Fourth Amendment to Purchase and Sale Agreement and Escrow Instructions by and between KBSII 445 South Figueroa, LLC and WB Union Plaza Holdings LLC, dated December 29, 2022

EX-10.7 4 kbsriiq42022exhibit107.htm FOURTH AMENDMENT TO PURCHASE AND SALE AGREEEMENT (UNION BANK) Document

Exhibit 10.7
FOURTH AMENDMENT TO PURCHASE AND SALE AGREEMENT
AND ESCROW INSTRUCTIONS
THIS FOURTH AMENDMENT TO PURCHASE AND SALE AGREEMENT AND ESCROW INSTRUCTIONS (this “Fourth Amendment”) is made as of the 29th day of December, 2022 (“Effective Date”), by and between KBSII 445 SOUTH FIGUEROA, LLC, a Delaware limited liability company (“Seller”), and WB UNION PLAZA HOLDINGS LLC, a Delaware limited liability company (“Buyer”). In consideration of the mutual promises and covenants contained herein, the parties hereto agree as follows:
RECITALS
A.Seller and Buyer are parties to that certain Purchase and Sale Agreement and Escrow Instructions dated as of July 20, 2022, as amended by that certain First Amendment to Purchase and Sale and Escrow Instructions dated as of October 14, 2022, that Second Amendment to Purchase and Sale Agreement and Escrow Instructions dated as of November 23, 2022, that Third Amendment to Purchase and Sale Agreement and Escrow Instructions dated as of December 9, 2022 and that certain email transmittal from Seller’s counsel to Buyer’s counsel dated as of December 28, 2022, 5:01 p.m. (California time) (as amended, the “Purchase Agreement”). All initially-capitalized terms not otherwise defined herein shall have the meanings set forth in the Purchase Agreement unless the context clearly indicates otherwise.
B.Seller and Buyer have agreed to modify the terms of the Purchase Agreement as set forth in this Fourth Amendment.
NOW, THEREFORE, for valuable consideration, the receipt and sufficiency of which are hereby acknowledged, and intended to be legally bound, Seller and Buyer agree as follows:
1.Recitals. The Recitals set forth above are hereby incorporated herein by reference as if the same were fully set forth herein.
2.Closing Date. The Closing Date shall be, and hereby is, extended from December 30, 2022, at 1:00 p.m. to January 5, 2023, at 1:00 p.m. (California time).

- Material provided -
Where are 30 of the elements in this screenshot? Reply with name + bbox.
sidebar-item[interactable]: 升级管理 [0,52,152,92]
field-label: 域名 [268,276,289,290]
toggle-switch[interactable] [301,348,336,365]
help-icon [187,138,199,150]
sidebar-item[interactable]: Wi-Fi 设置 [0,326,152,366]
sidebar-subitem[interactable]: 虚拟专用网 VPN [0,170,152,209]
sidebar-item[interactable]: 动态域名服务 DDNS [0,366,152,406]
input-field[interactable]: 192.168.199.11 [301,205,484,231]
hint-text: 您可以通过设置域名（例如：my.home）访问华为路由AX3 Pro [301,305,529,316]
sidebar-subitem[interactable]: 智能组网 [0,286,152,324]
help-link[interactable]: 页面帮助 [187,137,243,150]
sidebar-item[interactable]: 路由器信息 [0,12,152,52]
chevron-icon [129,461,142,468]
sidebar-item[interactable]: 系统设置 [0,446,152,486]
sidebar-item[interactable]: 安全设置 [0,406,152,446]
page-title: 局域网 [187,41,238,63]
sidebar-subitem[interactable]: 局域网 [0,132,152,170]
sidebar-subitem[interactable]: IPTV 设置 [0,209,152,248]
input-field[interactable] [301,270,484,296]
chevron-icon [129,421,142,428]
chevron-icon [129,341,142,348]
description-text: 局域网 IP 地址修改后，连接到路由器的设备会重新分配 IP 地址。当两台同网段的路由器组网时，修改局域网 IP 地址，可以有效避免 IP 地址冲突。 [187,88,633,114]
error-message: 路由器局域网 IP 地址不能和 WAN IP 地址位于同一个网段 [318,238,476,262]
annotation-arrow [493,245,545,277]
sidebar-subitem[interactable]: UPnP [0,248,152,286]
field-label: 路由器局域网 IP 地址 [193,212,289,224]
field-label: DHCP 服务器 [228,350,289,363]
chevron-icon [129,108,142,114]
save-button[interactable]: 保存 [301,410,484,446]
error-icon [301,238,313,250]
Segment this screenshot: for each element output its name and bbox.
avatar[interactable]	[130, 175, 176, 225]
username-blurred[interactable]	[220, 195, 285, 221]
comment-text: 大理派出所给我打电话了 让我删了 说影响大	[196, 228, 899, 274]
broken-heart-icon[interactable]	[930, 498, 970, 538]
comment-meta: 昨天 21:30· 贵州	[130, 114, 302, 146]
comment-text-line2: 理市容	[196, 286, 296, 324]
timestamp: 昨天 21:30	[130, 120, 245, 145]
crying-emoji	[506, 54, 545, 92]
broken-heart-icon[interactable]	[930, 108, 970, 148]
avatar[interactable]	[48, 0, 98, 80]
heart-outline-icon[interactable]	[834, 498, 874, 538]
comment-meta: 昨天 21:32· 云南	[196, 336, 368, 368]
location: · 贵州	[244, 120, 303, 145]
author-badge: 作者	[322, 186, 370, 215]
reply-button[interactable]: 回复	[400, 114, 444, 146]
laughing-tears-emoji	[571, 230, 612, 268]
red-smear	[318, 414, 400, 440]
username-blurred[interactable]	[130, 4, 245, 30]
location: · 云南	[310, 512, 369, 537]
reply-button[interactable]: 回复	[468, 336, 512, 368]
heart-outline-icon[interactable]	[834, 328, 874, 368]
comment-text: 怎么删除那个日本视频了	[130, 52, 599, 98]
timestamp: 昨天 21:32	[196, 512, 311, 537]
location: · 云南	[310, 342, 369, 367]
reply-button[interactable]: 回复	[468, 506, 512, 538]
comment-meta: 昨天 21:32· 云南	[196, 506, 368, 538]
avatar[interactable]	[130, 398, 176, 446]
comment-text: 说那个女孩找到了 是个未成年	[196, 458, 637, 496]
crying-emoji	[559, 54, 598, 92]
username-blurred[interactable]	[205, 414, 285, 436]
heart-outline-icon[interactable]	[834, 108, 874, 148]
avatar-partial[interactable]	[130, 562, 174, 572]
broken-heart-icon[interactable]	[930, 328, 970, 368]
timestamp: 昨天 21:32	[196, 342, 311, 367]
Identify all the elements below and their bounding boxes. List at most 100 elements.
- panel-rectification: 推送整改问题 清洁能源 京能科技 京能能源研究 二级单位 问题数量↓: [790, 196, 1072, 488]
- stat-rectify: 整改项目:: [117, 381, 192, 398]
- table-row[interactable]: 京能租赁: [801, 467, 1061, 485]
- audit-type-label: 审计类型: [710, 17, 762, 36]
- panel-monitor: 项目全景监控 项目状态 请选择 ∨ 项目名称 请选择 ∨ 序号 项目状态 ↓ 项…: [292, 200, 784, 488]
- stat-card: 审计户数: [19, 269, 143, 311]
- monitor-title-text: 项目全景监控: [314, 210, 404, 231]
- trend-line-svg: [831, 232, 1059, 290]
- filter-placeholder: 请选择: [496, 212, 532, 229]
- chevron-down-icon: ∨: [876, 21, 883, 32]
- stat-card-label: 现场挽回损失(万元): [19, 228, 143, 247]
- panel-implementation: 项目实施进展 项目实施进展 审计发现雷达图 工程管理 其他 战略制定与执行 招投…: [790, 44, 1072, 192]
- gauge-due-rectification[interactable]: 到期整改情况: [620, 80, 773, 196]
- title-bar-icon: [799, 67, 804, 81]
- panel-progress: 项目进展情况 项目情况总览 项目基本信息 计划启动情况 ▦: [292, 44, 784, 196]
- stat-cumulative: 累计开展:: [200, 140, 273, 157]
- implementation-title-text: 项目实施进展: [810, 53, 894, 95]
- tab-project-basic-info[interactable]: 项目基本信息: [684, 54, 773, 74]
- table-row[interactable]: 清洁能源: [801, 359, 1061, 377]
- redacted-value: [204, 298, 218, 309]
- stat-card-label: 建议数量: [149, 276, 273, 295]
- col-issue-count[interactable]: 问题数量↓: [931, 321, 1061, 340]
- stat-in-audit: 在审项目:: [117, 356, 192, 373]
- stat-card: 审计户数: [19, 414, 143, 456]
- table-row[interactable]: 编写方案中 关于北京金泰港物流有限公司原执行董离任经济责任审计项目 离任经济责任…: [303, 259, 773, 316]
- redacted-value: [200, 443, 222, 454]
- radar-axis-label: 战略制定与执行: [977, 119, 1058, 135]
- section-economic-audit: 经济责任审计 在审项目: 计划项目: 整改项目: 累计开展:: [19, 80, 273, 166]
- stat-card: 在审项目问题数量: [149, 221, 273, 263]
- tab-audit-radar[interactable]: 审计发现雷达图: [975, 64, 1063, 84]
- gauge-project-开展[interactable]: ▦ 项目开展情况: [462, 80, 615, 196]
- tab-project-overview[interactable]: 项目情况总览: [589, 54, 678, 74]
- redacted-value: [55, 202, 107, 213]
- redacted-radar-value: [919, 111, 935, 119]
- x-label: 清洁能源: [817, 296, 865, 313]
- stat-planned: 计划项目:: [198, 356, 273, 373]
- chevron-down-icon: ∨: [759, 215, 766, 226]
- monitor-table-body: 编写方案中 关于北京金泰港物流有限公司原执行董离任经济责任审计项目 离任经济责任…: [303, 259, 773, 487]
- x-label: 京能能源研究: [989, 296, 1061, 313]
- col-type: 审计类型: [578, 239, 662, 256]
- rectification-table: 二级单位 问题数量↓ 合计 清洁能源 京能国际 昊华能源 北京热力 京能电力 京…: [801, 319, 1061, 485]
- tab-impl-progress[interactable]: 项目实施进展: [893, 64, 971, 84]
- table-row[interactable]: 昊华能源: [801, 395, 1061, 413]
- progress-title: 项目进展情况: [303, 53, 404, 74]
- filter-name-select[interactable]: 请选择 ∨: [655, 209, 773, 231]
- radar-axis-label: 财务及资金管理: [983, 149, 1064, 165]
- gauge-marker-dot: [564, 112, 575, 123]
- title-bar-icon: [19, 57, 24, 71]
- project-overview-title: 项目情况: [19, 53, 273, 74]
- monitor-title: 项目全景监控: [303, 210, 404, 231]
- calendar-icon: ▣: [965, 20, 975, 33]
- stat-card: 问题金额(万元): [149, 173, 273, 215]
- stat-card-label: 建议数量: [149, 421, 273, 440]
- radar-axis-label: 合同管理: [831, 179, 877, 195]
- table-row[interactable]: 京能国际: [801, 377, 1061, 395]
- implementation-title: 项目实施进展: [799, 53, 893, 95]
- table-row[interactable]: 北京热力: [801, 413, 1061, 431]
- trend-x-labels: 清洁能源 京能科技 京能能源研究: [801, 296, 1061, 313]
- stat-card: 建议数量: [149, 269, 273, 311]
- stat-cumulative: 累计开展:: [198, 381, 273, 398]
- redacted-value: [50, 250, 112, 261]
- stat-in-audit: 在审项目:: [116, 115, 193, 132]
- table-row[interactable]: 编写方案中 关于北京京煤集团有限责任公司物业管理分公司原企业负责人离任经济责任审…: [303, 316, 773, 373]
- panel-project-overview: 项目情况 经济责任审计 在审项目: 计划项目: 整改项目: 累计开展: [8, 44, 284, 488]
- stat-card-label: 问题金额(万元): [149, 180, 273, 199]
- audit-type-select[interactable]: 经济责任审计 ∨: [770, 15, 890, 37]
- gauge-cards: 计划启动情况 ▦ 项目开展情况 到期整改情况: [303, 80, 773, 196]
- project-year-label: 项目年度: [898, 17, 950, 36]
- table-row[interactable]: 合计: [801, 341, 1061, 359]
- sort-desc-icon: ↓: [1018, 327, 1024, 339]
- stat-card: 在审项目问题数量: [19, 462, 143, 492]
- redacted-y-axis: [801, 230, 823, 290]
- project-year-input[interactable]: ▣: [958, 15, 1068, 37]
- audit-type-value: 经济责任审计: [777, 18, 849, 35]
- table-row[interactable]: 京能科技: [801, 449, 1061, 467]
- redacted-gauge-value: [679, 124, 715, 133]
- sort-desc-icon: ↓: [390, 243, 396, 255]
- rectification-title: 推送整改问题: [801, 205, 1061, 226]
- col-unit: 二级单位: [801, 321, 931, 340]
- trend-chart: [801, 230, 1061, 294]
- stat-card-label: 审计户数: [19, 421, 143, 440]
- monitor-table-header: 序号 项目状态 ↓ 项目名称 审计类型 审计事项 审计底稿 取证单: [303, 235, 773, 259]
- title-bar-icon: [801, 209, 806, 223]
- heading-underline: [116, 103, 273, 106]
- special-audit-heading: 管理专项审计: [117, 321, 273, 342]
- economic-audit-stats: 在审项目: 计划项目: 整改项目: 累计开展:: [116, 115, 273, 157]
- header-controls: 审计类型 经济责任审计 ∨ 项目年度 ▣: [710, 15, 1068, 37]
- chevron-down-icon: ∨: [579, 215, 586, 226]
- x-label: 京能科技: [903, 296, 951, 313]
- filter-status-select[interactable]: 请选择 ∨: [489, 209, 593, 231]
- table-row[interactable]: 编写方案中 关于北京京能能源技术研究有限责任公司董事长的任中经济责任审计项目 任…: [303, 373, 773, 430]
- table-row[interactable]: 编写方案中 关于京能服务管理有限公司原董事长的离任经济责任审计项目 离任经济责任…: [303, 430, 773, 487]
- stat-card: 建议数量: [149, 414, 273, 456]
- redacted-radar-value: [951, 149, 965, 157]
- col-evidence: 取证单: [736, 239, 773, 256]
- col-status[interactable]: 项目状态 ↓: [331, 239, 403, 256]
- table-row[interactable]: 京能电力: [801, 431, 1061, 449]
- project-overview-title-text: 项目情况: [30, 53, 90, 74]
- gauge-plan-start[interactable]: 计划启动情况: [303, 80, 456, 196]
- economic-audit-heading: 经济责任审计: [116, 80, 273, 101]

- Problem set -
- 1) According to the fourth amendment, to what date and time is the Closing Date extended?
- 2) Summarize the fourth amendment in two sentences.

- Task solutions -
- 1) January 5, 2023, at 1:00 p.m. (California time).

- 2) Dated December 29, 2022, the amendment is between KBSII 445 South Figueroa, LLC as Seller and WB Union Plaza Holdings LLC as Buyer, both Delaware limited liability companies, and it modifies their Purchase and Sale Agreement and Escrow Instructions of July 20, 2022, as previously amended. It incorporates the recitals by reference and extends the Closing Date from December 30, 2022, at 1:00 p.m. to January 5, 2023, at 1:00 p.m. (California time).